### [What you should do]
Copy all entries without alteration and skip the pictures they hold.

Dataset items
-- START --
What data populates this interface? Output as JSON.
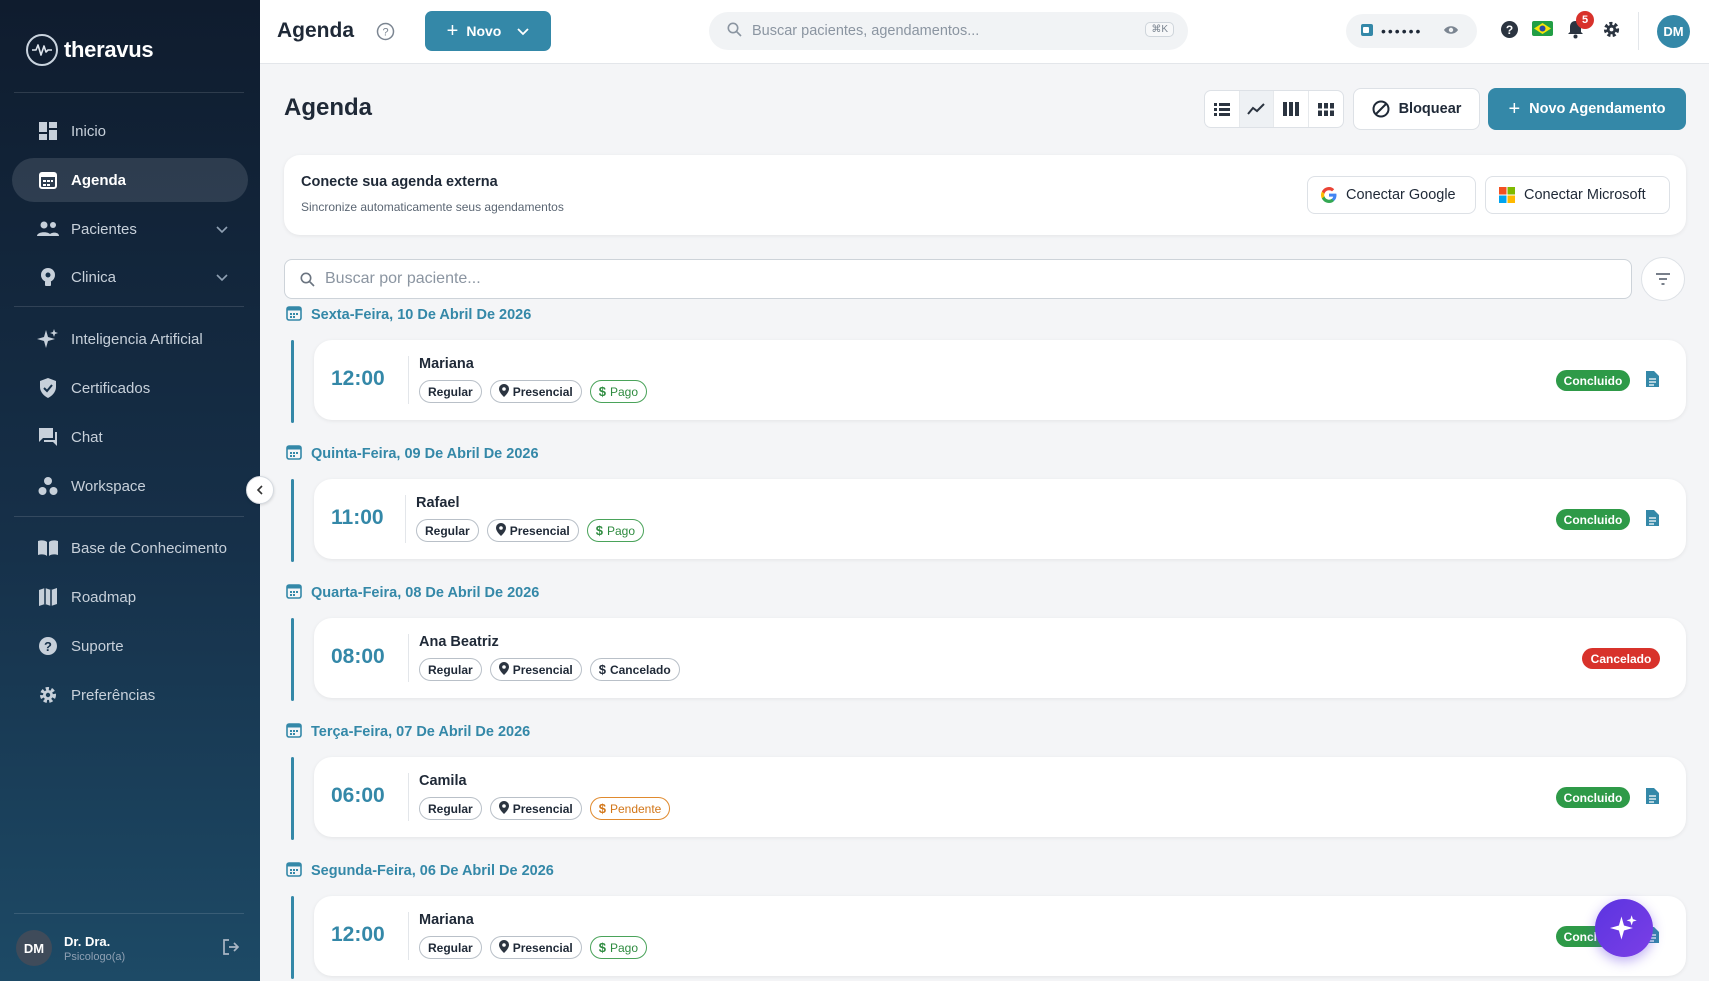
{
  "app": {
    "name": "theravus"
  },
  "sidebar": {
    "items": [
      {
        "label": "Inicio",
        "icon": "dashboard-icon"
      },
      {
        "label": "Agenda",
        "icon": "calendar-icon",
        "active": true
      },
      {
        "label": "Pacientes",
        "icon": "people-icon",
        "expandable": true
      },
      {
        "label": "Clinica",
        "icon": "lightbulb-icon",
        "expandable": true
      },
      {
        "label": "Inteligencia Artificial",
        "icon": "sparkles-icon"
      },
      {
        "label": "Certificados",
        "icon": "shield-check-icon"
      },
      {
        "label": "Chat",
        "icon": "chat-icon"
      },
      {
        "label": "Workspace",
        "icon": "workspace-icon"
      },
      {
        "label": "Base de Conhecimento",
        "icon": "book-icon"
      },
      {
        "label": "Roadmap",
        "icon": "map-icon"
      },
      {
        "label": "Suporte",
        "icon": "help-icon"
      },
      {
        "label": "Preferências",
        "icon": "gear-icon"
      }
    ],
    "user": {
      "initials": "DM",
      "name": "Dr. Dra.",
      "role": "Psicologo(a)"
    }
  },
  "topbar": {
    "title": "Agenda",
    "new_button": "Novo",
    "search_placeholder": "Buscar pacientes, agendamentos...",
    "search_shortcut": "⌘K",
    "wallet_masked": "••••••",
    "notifications_count": "5",
    "avatar_initials": "DM"
  },
  "main": {
    "title": "Agenda",
    "block_button": "Bloquear",
    "new_appointment_button": "Novo Agendamento",
    "connect": {
      "title": "Conecte sua agenda externa",
      "subtitle": "Sincronize automaticamente seus agendamentos",
      "google_button": "Conectar Google",
      "microsoft_button": "Conectar Microsoft"
    },
    "search_placeholder": "Buscar por paciente..."
  },
  "colors": {
    "accent": "#3488a8",
    "success": "#2e9a48",
    "danger": "#d8322b",
    "warning": "#d27618",
    "fab": "#5b34e0"
  },
  "days": [
    {
      "label": "Sexta-Feira, 10 De Abril De 2026",
      "appt": {
        "time": "12:00",
        "patient": "Mariana",
        "type": "Regular",
        "mode": "Presencial",
        "payment": "Pago",
        "payment_kind": "pago",
        "status": "Concluido",
        "status_kind": "ok",
        "has_doc": true
      }
    },
    {
      "label": "Quinta-Feira, 09 De Abril De 2026",
      "appt": {
        "time": "11:00",
        "patient": "Rafael",
        "type": "Regular",
        "mode": "Presencial",
        "payment": "Pago",
        "payment_kind": "pago",
        "status": "Concluido",
        "status_kind": "ok",
        "has_doc": true
      }
    },
    {
      "label": "Quarta-Feira, 08 De Abril De 2026",
      "appt": {
        "time": "08:00",
        "patient": "Ana Beatriz",
        "type": "Regular",
        "mode": "Presencial",
        "payment": "Cancelado",
        "payment_kind": "neutral",
        "status": "Cancelado",
        "status_kind": "cancel",
        "has_doc": false
      }
    },
    {
      "label": "Terça-Feira, 07 De Abril De 2026",
      "appt": {
        "time": "06:00",
        "patient": "Camila",
        "type": "Regular",
        "mode": "Presencial",
        "payment": "Pendente",
        "payment_kind": "pendente",
        "status": "Concluido",
        "status_kind": "ok",
        "has_doc": true
      }
    },
    {
      "label": "Segunda-Feira, 06 De Abril De 2026",
      "appt": {
        "time": "12:00",
        "patient": "Mariana",
        "type": "Regular",
        "mode": "Presencial",
        "payment": "Pago",
        "payment_kind": "pago",
        "status": "Concluido",
        "status_kind": "ok",
        "has_doc": true
      }
    }
  ]
}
-- END --
### [Full output]
What data populates this interface? Output as JSON.
{
  "app": {
    "name": "theravus"
  },
  "sidebar": {
    "items": [
      {
        "label": "Inicio",
        "icon": "dashboard-icon"
      },
      {
        "label": "Agenda",
        "icon": "calendar-icon",
        "active": true
      },
      {
        "label": "Pacientes",
        "icon": "people-icon",
        "expandable": true
      },
      {
        "label": "Clinica",
        "icon": "lightbulb-icon",
        "expandable": true
      },
      {
        "label": "Inteligencia Artificial",
        "icon": "sparkles-icon"
      },
      {
        "label": "Certificados",
        "icon": "shield-check-icon"
      },
      {
        "label": "Chat",
        "icon": "chat-icon"
      },
      {
        "label": "Workspace",
        "icon": "workspace-icon"
      },
      {
        "label": "Base de Conhecimento",
        "icon": "book-icon"
      },
      {
        "label": "Roadmap",
        "icon": "map-icon"
      },
      {
        "label": "Suporte",
        "icon": "help-icon"
      },
      {
        "label": "Preferências",
        "icon": "gear-icon"
      }
    ],
    "user": {
      "initials": "DM",
      "name": "Dr. Dra.",
      "role": "Psicologo(a)"
    }
  },
  "topbar": {
    "title": "Agenda",
    "new_button": "Novo",
    "search_placeholder": "Buscar pacientes, agendamentos...",
    "search_shortcut": "⌘K",
    "wallet_masked": "••••••",
    "notifications_count": "5",
    "avatar_initials": "DM"
  },
  "main": {
    "title": "Agenda",
    "block_button": "Bloquear",
    "new_appointment_button": "Novo Agendamento",
    "connect": {
      "title": "Conecte sua agenda externa",
      "subtitle": "Sincronize automaticamente seus agendamentos",
      "google_button": "Conectar Google",
      "microsoft_button": "Conectar Microsoft"
    },
    "search_placeholder": "Buscar por paciente..."
  },
  "colors": {
    "accent": "#3488a8",
    "success": "#2e9a48",
    "danger": "#d8322b",
    "warning": "#d27618",
    "fab": "#5b34e0"
  },
  "days": [
    {
      "label": "Sexta-Feira, 10 De Abril De 2026",
      "appt": {
        "time": "12:00",
        "patient": "Mariana",
        "type": "Regular",
        "mode": "Presencial",
        "payment": "Pago",
        "payment_kind": "pago",
        "status": "Concluido",
        "status_kind": "ok",
        "has_doc": true
      }
    },
    {
      "label": "Quinta-Feira, 09 De Abril De 2026",
      "appt": {
        "time": "11:00",
        "patient": "Rafael",
        "type": "Regular",
        "mode": "Presencial",
        "payment": "Pago",
        "payment_kind": "pago",
        "status": "Concluido",
        "status_kind": "ok",
        "has_doc": true
      }
    },
    {
      "label": "Quarta-Feira, 08 De Abril De 2026",
      "appt": {
        "time": "08:00",
        "patient": "Ana Beatriz",
        "type": "Regular",
        "mode": "Presencial",
        "payment": "Cancelado",
        "payment_kind": "neutral",
        "status": "Cancelado",
        "status_kind": "cancel",
        "has_doc": false
      }
    },
    {
      "label": "Terça-Feira, 07 De Abril De 2026",
      "appt": {
        "time": "06:00",
        "patient": "Camila",
        "type": "Regular",
        "mode": "Presencial",
        "payment": "Pendente",
        "payment_kind": "pendente",
        "status": "Concluido",
        "status_kind": "ok",
        "has_doc": true
      }
    },
    {
      "label": "Segunda-Feira, 06 De Abril De 2026",
      "appt": {
        "time": "12:00",
        "patient": "Mariana",
        "type": "Regular",
        "mode": "Presencial",
        "payment": "Pago",
        "payment_kind": "pago",
        "status": "Concluido",
        "status_kind": "ok",
        "has_doc": true
      }
    }
  ]
}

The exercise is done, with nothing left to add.